- **REQUIREMENTS**: Omit every picture, then give all the entries again exactly.

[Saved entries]
━━━━━━
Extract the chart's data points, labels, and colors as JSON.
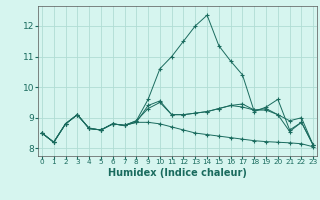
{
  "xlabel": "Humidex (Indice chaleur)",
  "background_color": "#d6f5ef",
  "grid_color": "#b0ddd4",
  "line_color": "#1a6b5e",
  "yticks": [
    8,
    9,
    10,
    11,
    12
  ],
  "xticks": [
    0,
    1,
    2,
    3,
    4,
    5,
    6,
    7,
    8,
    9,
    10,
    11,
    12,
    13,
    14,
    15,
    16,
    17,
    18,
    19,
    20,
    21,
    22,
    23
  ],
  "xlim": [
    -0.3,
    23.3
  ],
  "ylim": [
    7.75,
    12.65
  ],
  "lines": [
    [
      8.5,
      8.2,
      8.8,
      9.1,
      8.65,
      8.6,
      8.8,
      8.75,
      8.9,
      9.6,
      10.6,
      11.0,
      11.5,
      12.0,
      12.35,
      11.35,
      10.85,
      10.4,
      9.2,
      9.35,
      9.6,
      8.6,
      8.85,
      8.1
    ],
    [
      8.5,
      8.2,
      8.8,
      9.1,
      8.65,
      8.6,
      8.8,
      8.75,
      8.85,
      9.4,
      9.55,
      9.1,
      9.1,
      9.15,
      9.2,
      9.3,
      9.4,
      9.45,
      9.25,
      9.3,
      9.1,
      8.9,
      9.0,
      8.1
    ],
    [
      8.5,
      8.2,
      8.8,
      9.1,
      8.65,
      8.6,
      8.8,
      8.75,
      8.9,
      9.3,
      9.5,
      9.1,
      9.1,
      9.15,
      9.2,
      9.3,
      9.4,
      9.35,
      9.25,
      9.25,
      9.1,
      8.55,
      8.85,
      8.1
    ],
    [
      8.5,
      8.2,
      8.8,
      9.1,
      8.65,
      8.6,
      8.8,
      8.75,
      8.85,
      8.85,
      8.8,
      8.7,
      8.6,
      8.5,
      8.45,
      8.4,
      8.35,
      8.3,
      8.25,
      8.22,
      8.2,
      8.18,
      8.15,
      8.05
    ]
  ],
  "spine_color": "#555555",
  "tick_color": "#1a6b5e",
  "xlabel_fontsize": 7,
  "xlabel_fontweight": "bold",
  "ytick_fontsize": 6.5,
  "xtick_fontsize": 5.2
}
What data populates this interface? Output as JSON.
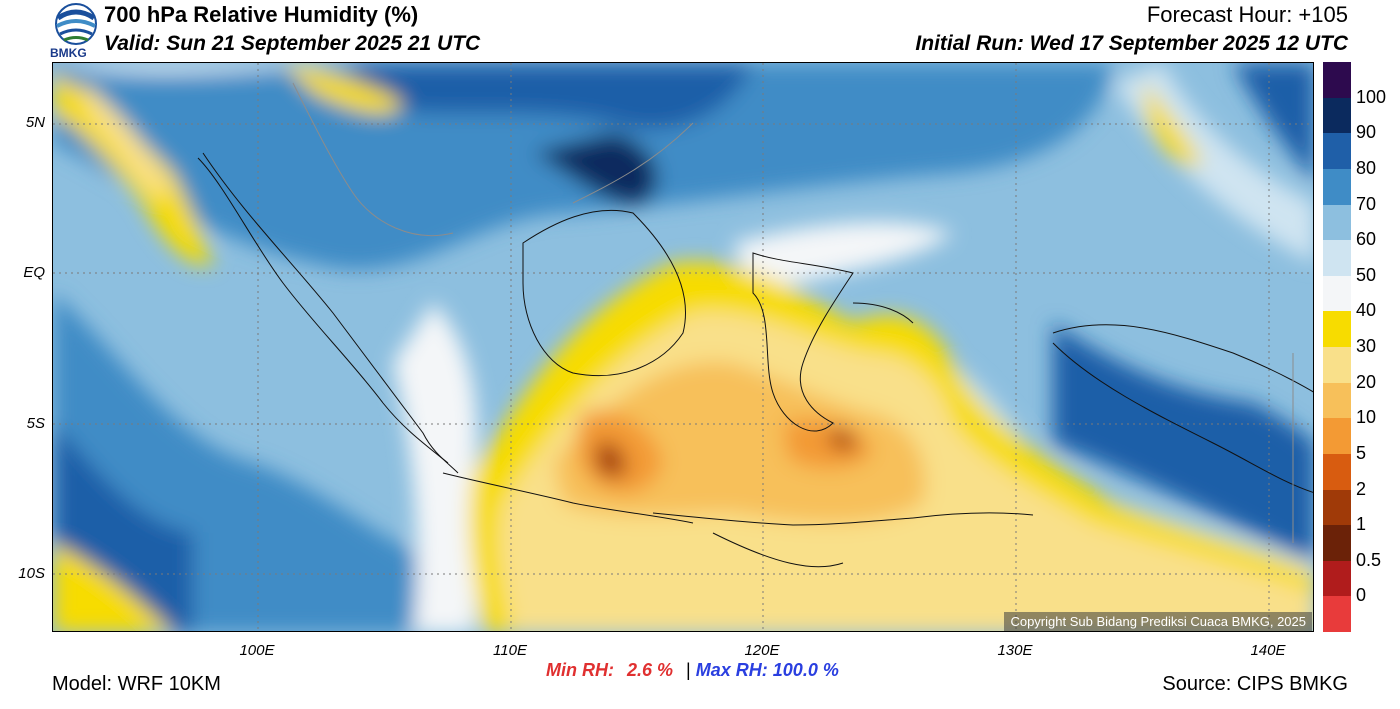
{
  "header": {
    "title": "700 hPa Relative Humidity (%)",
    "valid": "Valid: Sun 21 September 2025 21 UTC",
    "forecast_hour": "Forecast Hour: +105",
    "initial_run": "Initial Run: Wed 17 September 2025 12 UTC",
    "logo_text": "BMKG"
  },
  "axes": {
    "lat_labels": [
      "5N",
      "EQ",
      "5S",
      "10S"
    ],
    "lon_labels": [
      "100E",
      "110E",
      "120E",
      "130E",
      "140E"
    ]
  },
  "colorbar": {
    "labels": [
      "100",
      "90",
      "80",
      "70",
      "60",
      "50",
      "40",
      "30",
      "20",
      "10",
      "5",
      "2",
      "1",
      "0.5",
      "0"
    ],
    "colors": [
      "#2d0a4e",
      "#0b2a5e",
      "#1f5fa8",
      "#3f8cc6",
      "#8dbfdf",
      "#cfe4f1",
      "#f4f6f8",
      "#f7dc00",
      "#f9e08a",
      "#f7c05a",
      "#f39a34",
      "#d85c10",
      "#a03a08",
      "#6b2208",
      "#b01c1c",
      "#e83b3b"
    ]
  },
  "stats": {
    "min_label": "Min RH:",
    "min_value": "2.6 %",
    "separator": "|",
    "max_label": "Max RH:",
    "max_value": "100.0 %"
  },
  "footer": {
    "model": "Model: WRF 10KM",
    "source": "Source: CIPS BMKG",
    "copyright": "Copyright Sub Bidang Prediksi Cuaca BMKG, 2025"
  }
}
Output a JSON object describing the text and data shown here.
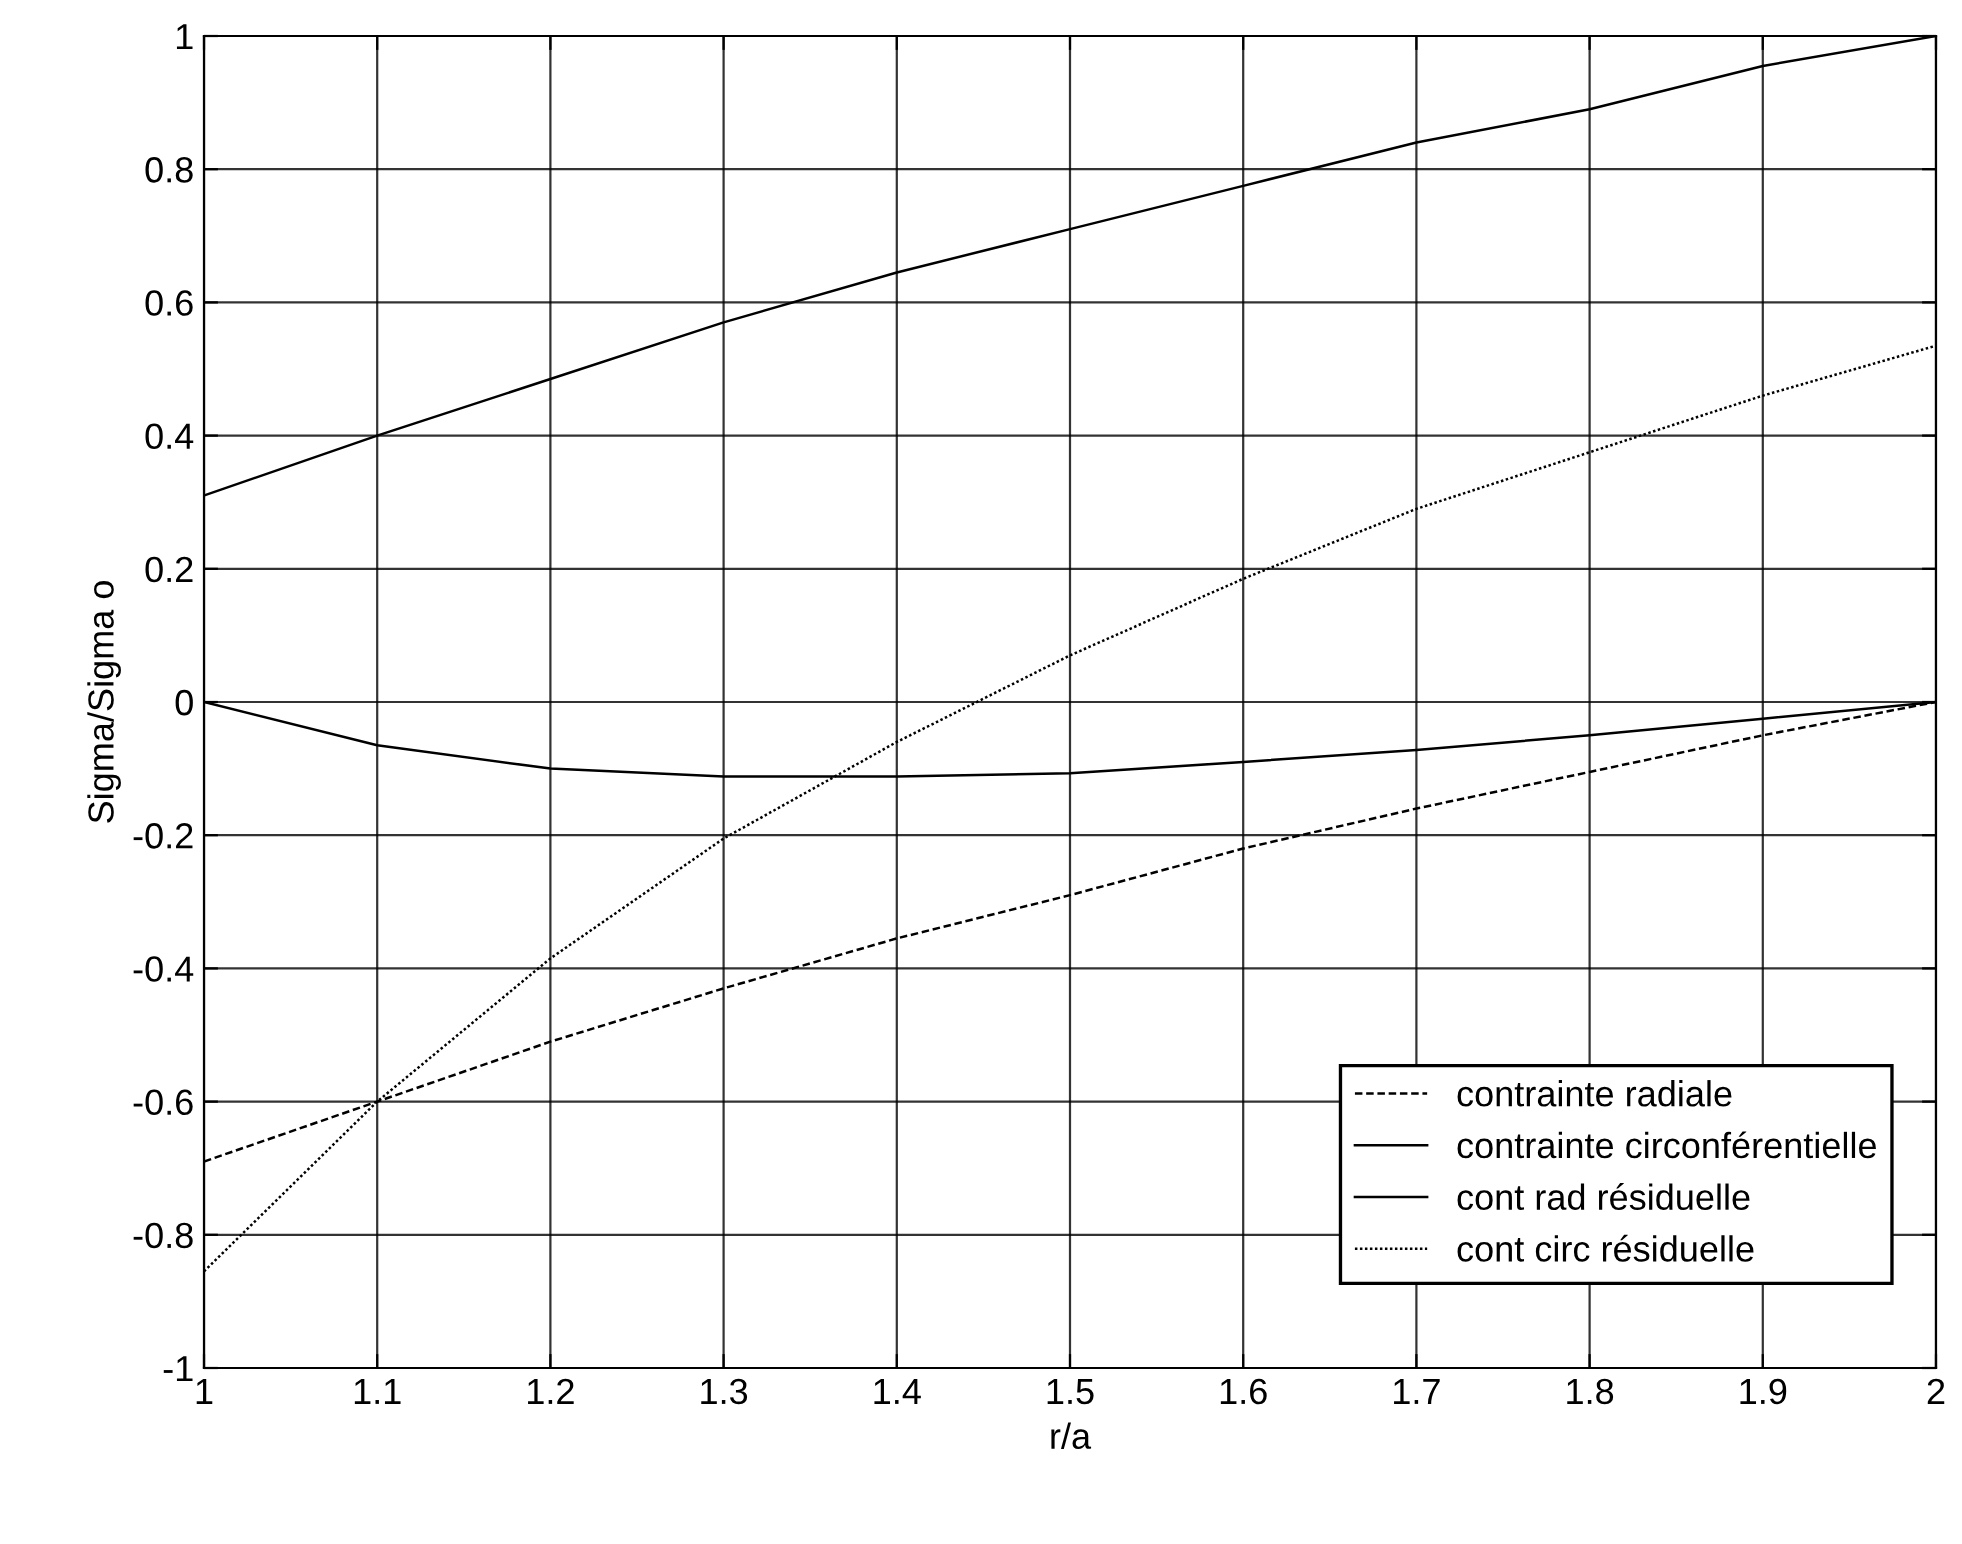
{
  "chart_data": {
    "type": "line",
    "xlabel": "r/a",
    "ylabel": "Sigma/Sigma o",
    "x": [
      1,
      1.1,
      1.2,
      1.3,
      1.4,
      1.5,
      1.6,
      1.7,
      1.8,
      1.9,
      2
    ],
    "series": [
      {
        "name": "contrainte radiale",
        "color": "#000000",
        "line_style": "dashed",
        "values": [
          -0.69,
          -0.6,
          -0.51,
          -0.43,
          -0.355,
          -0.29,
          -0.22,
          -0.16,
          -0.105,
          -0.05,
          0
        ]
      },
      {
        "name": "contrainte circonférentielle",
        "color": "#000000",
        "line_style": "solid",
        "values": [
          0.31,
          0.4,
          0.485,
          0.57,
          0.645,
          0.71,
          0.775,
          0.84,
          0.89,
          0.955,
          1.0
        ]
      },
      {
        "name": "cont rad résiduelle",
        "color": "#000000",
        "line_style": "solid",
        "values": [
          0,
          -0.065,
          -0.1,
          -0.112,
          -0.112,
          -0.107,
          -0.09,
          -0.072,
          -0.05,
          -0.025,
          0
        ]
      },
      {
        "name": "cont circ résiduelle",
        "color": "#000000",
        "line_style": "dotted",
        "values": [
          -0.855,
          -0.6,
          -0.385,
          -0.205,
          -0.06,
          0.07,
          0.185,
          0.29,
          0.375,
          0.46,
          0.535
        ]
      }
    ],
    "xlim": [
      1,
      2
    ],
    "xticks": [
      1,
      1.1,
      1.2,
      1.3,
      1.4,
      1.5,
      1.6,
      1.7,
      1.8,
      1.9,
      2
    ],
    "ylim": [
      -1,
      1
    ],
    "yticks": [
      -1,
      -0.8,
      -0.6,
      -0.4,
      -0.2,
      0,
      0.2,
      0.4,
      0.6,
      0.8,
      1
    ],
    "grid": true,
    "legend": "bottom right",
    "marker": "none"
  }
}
━━━━━━
- **EXERCISE RESULT**:
Extract the chart's data points, labels, and colors as JSON.
{
  "xlabel": "Humidex (Indice chaleur)",
  "background_color": "#d6f5ef",
  "grid_color": "#b0ddd4",
  "line_color": "#1a6b5e",
  "yticks": [
    8,
    9,
    10,
    11,
    12
  ],
  "xticks": [
    0,
    1,
    2,
    3,
    4,
    5,
    6,
    7,
    8,
    9,
    10,
    11,
    12,
    13,
    14,
    15,
    16,
    17,
    18,
    19,
    20,
    21,
    22,
    23
  ],
  "xlim": [
    -0.3,
    23.3
  ],
  "ylim": [
    7.75,
    12.65
  ],
  "lines": [
    [
      8.5,
      8.2,
      8.8,
      9.1,
      8.65,
      8.6,
      8.8,
      8.75,
      8.9,
      9.6,
      10.6,
      11.0,
      11.5,
      12.0,
      12.35,
      11.35,
      10.85,
      10.4,
      9.2,
      9.35,
      9.6,
      8.6,
      8.85,
      8.1
    ],
    [
      8.5,
      8.2,
      8.8,
      9.1,
      8.65,
      8.6,
      8.8,
      8.75,
      8.85,
      9.4,
      9.55,
      9.1,
      9.1,
      9.15,
      9.2,
      9.3,
      9.4,
      9.45,
      9.25,
      9.3,
      9.1,
      8.9,
      9.0,
      8.1
    ],
    [
      8.5,
      8.2,
      8.8,
      9.1,
      8.65,
      8.6,
      8.8,
      8.75,
      8.9,
      9.3,
      9.5,
      9.1,
      9.1,
      9.15,
      9.2,
      9.3,
      9.4,
      9.35,
      9.25,
      9.25,
      9.1,
      8.55,
      8.85,
      8.1
    ],
    [
      8.5,
      8.2,
      8.8,
      9.1,
      8.65,
      8.6,
      8.8,
      8.75,
      8.85,
      8.85,
      8.8,
      8.7,
      8.6,
      8.5,
      8.45,
      8.4,
      8.35,
      8.3,
      8.25,
      8.22,
      8.2,
      8.18,
      8.15,
      8.05
    ]
  ],
  "spine_color": "#555555",
  "tick_color": "#1a6b5e",
  "xlabel_fontsize": 7,
  "xlabel_fontweight": "bold",
  "ytick_fontsize": 6.5,
  "xtick_fontsize": 5.2
}
What data populates this interface? Output as JSON.
{
  "header": {
    "title": "700 hPa Relative Humidity (%)",
    "valid": "Valid: Sun 21 September 2025 21 UTC",
    "forecast_hour": "Forecast Hour: +105",
    "initial_run": "Initial Run: Wed 17 September 2025 12 UTC",
    "logo_text": "BMKG"
  },
  "axes": {
    "lat_labels": [
      "5N",
      "EQ",
      "5S",
      "10S"
    ],
    "lon_labels": [
      "100E",
      "110E",
      "120E",
      "130E",
      "140E"
    ]
  },
  "colorbar": {
    "labels": [
      "100",
      "90",
      "80",
      "70",
      "60",
      "50",
      "40",
      "30",
      "20",
      "10",
      "5",
      "2",
      "1",
      "0.5",
      "0"
    ],
    "colors": [
      "#2d0a4e",
      "#0b2a5e",
      "#1f5fa8",
      "#3f8cc6",
      "#8dbfdf",
      "#cfe4f1",
      "#f4f6f8",
      "#f7dc00",
      "#f9e08a",
      "#f7c05a",
      "#f39a34",
      "#d85c10",
      "#a03a08",
      "#6b2208",
      "#b01c1c",
      "#e83b3b"
    ]
  },
  "stats": {
    "min_label": "Min RH:",
    "min_value": "2.6 %",
    "separator": "|",
    "max_label": "Max RH:",
    "max_value": "100.0 %"
  },
  "footer": {
    "model": "Model: WRF 10KM",
    "source": "Source: CIPS BMKG",
    "copyright": "Copyright Sub Bidang Prediksi Cuaca BMKG, 2025"
  }
}
Output a JSON object describing the text and data shown here.
{
  "chart_data": {
    "type": "line",
    "xlabel": "r/a",
    "ylabel": "Sigma/Sigma o",
    "x": [
      1,
      1.1,
      1.2,
      1.3,
      1.4,
      1.5,
      1.6,
      1.7,
      1.8,
      1.9,
      2
    ],
    "series": [
      {
        "name": "contrainte radiale",
        "color": "#000000",
        "line_style": "dashed",
        "values": [
          -0.69,
          -0.6,
          -0.51,
          -0.43,
          -0.355,
          -0.29,
          -0.22,
          -0.16,
          -0.105,
          -0.05,
          0
        ]
      },
      {
        "name": "contrainte circonférentielle",
        "color": "#000000",
        "line_style": "solid",
        "values": [
          0.31,
          0.4,
          0.485,
          0.57,
          0.645,
          0.71,
          0.775,
          0.84,
          0.89,
          0.955,
          1.0
        ]
      },
      {
        "name": "cont rad résiduelle",
        "color": "#000000",
        "line_style": "solid",
        "values": [
          0,
          -0.065,
          -0.1,
          -0.112,
          -0.112,
          -0.107,
          -0.09,
          -0.072,
          -0.05,
          -0.025,
          0
        ]
      },
      {
        "name": "cont circ résiduelle",
        "color": "#000000",
        "line_style": "dotted",
        "values": [
          -0.855,
          -0.6,
          -0.385,
          -0.205,
          -0.06,
          0.07,
          0.185,
          0.29,
          0.375,
          0.46,
          0.535
        ]
      }
    ],
    "xlim": [
      1,
      2
    ],
    "xticks": [
      1,
      1.1,
      1.2,
      1.3,
      1.4,
      1.5,
      1.6,
      1.7,
      1.8,
      1.9,
      2
    ],
    "ylim": [
      -1,
      1
    ],
    "yticks": [
      -1,
      -0.8,
      -0.6,
      -0.4,
      -0.2,
      0,
      0.2,
      0.4,
      0.6,
      0.8,
      1
    ],
    "grid": true,
    "legend": "bottom right",
    "marker": "none"
  }
}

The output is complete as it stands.